> [Data for the task]:
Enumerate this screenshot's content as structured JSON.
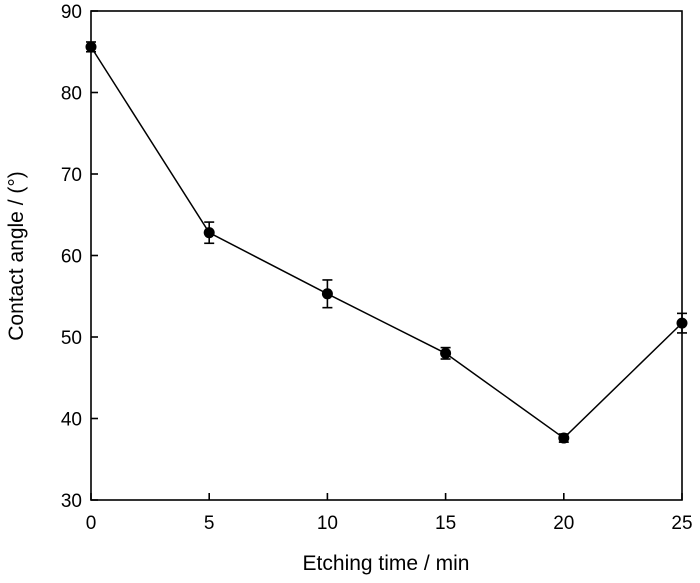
{
  "chart_data": {
    "type": "line",
    "title": "",
    "xlabel": "Etching time / min",
    "ylabel": "Contact angle / (°)",
    "xlim": [
      0,
      25
    ],
    "ylim": [
      30,
      90
    ],
    "x_ticks": [
      0,
      5,
      10,
      15,
      20,
      25
    ],
    "y_ticks": [
      30,
      40,
      50,
      60,
      70,
      80,
      90
    ],
    "grid": false,
    "legend": "none",
    "series": [
      {
        "x": [
          0,
          5,
          10,
          15,
          20,
          25
        ],
        "y": [
          85.6,
          62.8,
          55.3,
          48.0,
          37.6,
          51.7
        ],
        "error": [
          0.6,
          1.3,
          1.7,
          0.7,
          0.5,
          1.2
        ],
        "color": "#000000",
        "marker": "filled-circle"
      }
    ]
  }
}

> [Aim]:
Copy every line of the data exactly as written, excluding the pictures.

> [Written solution]:
Enumerate this screenshot's content as structured JSON.
{
  "chart_data": {
    "type": "line",
    "title": "",
    "xlabel": "Etching time / min",
    "ylabel": "Contact angle / (°)",
    "xlim": [
      0,
      25
    ],
    "ylim": [
      30,
      90
    ],
    "x_ticks": [
      0,
      5,
      10,
      15,
      20,
      25
    ],
    "y_ticks": [
      30,
      40,
      50,
      60,
      70,
      80,
      90
    ],
    "grid": false,
    "legend": "none",
    "series": [
      {
        "x": [
          0,
          5,
          10,
          15,
          20,
          25
        ],
        "y": [
          85.6,
          62.8,
          55.3,
          48.0,
          37.6,
          51.7
        ],
        "error": [
          0.6,
          1.3,
          1.7,
          0.7,
          0.5,
          1.2
        ],
        "color": "#000000",
        "marker": "filled-circle"
      }
    ]
  }
}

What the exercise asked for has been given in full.